» **Goal of the exercise**
Please copy each line in the records below that contains the string "plans".

[Entries of transcribed document text]

───

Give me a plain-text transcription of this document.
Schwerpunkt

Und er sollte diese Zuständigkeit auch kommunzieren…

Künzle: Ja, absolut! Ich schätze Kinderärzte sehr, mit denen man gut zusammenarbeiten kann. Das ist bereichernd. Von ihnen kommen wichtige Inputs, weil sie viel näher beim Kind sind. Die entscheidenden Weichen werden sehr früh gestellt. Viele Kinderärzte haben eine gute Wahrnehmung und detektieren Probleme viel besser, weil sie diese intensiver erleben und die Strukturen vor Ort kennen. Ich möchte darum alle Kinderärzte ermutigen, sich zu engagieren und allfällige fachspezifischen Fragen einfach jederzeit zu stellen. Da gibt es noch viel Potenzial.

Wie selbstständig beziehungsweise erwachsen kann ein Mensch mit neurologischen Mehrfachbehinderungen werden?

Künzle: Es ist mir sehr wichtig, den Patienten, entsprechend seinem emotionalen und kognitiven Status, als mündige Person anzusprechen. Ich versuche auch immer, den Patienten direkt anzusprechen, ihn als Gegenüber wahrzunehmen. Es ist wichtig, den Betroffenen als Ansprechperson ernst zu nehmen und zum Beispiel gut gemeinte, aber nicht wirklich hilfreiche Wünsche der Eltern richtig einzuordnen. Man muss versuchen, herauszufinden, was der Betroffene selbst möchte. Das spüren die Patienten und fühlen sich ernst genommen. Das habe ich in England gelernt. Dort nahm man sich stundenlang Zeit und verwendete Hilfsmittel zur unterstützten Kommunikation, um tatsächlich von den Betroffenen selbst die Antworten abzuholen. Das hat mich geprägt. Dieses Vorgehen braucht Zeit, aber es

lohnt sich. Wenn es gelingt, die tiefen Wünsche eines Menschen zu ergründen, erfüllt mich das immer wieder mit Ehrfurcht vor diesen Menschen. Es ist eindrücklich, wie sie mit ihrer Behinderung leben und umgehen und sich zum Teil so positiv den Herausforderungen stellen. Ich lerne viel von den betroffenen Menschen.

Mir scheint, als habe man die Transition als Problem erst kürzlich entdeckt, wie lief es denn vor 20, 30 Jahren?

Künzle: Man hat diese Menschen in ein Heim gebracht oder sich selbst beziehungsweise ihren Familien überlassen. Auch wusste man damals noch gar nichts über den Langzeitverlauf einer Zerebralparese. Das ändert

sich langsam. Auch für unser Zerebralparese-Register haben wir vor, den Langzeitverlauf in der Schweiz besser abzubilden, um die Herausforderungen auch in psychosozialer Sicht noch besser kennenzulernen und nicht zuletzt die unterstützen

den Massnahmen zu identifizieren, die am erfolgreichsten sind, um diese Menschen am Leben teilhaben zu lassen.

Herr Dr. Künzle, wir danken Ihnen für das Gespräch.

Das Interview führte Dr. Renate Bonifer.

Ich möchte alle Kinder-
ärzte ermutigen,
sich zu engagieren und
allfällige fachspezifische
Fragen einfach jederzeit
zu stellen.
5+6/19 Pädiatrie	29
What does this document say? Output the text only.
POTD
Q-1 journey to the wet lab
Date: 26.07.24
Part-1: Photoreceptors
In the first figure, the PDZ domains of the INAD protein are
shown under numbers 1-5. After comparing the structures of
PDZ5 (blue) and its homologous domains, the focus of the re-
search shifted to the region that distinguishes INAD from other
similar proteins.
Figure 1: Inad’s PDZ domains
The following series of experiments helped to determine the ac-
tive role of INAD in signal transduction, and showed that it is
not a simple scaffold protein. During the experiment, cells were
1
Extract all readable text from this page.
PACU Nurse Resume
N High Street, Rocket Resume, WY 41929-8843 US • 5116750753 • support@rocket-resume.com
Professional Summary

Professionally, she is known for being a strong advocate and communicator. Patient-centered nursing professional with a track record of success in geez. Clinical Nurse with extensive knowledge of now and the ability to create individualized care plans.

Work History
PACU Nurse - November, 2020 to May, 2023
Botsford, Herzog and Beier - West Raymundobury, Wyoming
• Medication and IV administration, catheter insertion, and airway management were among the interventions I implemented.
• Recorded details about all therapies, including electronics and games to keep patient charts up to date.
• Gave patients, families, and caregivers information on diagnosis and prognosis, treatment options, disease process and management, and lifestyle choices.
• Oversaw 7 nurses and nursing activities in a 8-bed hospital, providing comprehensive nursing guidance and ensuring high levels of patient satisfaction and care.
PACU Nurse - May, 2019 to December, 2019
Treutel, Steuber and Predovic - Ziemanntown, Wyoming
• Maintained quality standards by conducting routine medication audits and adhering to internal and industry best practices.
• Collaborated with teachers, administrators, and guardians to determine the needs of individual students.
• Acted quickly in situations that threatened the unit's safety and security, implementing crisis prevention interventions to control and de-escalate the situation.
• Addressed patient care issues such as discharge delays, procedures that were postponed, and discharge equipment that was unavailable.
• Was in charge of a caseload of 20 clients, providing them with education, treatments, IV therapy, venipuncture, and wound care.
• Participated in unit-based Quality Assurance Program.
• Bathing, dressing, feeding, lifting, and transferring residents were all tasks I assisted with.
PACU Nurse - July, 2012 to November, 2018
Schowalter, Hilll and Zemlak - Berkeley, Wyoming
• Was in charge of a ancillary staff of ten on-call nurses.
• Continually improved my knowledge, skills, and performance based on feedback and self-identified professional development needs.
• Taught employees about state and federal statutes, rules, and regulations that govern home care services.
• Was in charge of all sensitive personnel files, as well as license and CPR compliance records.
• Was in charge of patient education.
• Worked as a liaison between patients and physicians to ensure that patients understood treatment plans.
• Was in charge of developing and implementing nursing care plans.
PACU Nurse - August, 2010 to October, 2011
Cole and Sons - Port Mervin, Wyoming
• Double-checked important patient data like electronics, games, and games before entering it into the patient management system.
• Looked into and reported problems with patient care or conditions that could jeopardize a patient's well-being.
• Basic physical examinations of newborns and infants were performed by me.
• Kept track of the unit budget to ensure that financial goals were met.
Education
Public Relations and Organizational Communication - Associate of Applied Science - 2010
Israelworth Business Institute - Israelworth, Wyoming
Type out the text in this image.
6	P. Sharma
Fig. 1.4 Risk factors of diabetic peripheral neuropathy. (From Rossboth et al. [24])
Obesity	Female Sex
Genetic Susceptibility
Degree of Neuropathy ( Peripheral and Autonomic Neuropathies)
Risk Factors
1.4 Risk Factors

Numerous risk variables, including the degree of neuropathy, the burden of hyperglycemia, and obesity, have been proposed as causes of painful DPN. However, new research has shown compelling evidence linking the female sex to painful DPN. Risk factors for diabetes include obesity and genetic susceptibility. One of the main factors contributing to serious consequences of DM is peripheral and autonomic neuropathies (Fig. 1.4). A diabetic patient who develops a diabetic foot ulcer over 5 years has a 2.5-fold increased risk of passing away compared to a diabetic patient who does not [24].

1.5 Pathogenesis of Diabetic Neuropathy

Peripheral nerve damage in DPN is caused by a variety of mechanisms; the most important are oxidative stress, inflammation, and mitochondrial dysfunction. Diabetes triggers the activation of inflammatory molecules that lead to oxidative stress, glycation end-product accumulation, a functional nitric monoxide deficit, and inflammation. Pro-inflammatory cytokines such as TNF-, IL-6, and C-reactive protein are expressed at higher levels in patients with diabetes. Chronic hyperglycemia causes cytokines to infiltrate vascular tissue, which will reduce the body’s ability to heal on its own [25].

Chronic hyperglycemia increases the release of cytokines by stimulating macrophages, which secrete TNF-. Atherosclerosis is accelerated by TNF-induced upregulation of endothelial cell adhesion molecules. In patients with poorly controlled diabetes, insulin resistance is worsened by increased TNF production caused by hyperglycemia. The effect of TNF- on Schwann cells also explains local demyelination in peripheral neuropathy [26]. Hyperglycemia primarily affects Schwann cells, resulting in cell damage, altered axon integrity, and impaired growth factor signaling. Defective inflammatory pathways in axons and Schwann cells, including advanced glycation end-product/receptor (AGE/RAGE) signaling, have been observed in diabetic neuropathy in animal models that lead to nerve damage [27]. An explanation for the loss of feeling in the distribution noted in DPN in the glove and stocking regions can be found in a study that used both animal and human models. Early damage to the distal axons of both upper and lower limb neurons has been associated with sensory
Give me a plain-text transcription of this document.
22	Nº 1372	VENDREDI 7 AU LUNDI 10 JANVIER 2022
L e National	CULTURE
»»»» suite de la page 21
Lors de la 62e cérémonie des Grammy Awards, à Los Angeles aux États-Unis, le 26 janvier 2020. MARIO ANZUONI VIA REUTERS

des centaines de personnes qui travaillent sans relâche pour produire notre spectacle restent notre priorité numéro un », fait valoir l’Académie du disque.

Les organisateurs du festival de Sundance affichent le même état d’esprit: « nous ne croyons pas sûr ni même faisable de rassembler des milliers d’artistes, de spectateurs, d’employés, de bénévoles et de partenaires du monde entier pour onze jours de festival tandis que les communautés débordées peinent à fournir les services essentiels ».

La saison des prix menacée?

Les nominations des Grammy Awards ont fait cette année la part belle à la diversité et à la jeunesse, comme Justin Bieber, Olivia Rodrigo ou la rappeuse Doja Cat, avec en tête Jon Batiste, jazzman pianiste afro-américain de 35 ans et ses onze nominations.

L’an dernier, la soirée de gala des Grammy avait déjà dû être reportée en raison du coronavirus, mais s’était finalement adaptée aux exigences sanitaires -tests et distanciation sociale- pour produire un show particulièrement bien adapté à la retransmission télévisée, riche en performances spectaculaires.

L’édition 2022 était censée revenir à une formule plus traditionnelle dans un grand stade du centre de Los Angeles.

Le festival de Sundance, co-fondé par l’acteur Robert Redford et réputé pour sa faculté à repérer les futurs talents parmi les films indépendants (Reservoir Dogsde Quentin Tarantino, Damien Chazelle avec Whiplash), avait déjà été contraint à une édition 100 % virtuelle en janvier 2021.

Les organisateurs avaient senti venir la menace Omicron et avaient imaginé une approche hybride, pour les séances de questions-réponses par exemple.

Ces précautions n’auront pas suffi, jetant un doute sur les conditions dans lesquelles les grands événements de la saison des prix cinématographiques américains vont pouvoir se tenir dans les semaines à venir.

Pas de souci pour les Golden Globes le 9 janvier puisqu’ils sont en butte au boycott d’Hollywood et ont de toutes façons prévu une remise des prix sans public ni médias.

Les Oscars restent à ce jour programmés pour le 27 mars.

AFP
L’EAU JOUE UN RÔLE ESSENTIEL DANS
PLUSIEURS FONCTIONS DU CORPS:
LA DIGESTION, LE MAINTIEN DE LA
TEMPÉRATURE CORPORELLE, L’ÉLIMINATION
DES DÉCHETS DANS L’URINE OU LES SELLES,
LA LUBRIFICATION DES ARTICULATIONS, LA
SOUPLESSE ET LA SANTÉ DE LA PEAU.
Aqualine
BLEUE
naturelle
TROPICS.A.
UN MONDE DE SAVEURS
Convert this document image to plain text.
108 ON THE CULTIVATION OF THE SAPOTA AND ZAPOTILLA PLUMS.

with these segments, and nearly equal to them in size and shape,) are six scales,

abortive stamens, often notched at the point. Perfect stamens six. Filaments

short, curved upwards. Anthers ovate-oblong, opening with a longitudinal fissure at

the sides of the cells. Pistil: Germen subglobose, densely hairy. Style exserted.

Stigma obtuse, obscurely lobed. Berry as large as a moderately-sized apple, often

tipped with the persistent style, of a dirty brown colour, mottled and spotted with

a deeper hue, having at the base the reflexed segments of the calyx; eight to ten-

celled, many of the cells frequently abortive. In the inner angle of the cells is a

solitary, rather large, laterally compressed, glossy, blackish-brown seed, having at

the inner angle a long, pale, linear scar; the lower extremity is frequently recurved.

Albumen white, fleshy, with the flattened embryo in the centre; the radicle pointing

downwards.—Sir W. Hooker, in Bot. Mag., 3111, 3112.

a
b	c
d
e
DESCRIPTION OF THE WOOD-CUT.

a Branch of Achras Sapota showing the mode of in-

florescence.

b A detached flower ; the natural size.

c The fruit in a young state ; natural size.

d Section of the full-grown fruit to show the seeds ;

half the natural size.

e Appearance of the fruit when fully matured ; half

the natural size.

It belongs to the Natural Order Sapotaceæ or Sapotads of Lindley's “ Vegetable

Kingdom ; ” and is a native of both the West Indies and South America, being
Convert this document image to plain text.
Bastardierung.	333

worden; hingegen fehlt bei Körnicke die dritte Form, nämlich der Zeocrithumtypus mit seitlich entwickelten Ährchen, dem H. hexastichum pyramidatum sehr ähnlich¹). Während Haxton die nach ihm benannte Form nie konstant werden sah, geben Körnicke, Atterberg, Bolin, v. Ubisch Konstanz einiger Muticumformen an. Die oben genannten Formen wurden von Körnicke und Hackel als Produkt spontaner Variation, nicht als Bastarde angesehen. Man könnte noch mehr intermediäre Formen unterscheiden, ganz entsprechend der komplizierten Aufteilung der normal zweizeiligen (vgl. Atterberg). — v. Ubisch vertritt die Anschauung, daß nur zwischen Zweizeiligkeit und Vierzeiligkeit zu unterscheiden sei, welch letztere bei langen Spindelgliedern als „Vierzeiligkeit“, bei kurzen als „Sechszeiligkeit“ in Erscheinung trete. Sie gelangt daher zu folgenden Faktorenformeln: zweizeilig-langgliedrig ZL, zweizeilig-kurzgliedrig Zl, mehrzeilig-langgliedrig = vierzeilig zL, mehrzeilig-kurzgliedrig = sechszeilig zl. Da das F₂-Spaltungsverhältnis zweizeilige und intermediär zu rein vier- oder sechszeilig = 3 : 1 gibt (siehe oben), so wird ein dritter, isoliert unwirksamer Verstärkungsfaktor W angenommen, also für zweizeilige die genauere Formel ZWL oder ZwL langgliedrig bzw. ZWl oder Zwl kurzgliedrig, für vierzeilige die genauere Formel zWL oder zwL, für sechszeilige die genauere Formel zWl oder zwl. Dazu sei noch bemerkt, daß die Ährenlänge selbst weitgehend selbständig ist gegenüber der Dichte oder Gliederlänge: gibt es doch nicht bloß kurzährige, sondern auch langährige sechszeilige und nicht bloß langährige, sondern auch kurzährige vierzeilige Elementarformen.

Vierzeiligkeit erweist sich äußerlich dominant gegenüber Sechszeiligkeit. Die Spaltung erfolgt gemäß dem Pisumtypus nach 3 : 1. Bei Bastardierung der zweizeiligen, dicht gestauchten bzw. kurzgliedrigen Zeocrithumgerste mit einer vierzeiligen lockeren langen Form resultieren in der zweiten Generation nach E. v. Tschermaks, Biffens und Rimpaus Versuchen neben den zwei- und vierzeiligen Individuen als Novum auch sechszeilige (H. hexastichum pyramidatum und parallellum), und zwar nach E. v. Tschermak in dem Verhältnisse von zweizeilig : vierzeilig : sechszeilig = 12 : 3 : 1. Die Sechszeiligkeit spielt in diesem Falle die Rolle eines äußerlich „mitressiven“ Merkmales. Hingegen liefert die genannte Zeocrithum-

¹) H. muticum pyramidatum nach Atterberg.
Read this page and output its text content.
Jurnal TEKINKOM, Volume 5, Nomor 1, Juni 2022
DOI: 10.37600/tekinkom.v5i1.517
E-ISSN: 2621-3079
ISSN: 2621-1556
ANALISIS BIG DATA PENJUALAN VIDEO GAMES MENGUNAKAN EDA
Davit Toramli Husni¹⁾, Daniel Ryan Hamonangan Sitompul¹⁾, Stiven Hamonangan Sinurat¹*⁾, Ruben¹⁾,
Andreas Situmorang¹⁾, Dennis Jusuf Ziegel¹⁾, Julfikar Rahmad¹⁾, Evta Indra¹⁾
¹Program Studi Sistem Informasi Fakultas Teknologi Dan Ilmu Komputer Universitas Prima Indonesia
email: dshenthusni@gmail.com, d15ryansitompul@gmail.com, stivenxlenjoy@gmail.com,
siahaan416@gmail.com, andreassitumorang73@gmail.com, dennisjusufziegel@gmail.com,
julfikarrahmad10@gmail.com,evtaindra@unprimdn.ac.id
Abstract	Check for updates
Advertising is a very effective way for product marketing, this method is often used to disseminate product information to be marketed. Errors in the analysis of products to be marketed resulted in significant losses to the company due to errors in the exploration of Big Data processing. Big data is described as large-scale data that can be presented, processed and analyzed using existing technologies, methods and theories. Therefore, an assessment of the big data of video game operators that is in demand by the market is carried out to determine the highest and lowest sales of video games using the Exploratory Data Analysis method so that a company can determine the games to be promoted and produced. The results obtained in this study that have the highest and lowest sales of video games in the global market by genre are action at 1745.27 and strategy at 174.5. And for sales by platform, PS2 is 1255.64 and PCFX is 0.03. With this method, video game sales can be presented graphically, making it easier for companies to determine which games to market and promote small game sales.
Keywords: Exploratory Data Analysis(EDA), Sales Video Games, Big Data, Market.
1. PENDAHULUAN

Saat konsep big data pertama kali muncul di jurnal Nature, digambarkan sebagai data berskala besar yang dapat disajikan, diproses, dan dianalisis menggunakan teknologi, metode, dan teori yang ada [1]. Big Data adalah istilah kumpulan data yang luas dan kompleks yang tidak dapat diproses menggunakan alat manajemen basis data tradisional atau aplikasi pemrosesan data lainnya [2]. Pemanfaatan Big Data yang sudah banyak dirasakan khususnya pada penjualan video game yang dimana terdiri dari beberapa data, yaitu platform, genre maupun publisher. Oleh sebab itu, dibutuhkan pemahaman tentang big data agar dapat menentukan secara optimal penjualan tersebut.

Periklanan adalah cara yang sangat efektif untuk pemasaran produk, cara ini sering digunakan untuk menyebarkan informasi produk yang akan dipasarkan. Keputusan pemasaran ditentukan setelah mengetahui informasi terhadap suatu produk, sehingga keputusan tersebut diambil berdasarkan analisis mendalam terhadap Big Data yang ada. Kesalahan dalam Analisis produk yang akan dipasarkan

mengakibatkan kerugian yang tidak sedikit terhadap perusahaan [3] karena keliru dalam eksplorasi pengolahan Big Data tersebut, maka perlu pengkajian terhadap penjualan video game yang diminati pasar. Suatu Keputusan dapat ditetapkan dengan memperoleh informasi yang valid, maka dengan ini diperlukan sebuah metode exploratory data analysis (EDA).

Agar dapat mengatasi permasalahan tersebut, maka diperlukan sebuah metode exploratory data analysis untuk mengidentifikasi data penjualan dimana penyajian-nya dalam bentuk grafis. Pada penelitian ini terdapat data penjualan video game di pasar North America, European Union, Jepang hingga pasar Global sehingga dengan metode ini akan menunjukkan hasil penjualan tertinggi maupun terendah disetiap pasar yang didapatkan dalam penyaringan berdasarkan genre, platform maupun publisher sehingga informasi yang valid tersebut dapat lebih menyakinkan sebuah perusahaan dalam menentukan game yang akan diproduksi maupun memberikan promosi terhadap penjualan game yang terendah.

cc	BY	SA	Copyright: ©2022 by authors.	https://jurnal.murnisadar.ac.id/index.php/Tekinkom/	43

───

» **Reply**
Professionally, she is known for being a strong advocate and communicator. Patient-centered nursing professional with a track record of success in geez. Clinical Nurse with extensive knowledge of now and the ability to create individualized care plans.
• Worked as a liaison between patients and physicians to ensure that patients understood treatment plans.
• Was in charge of developing and implementing nursing care plans.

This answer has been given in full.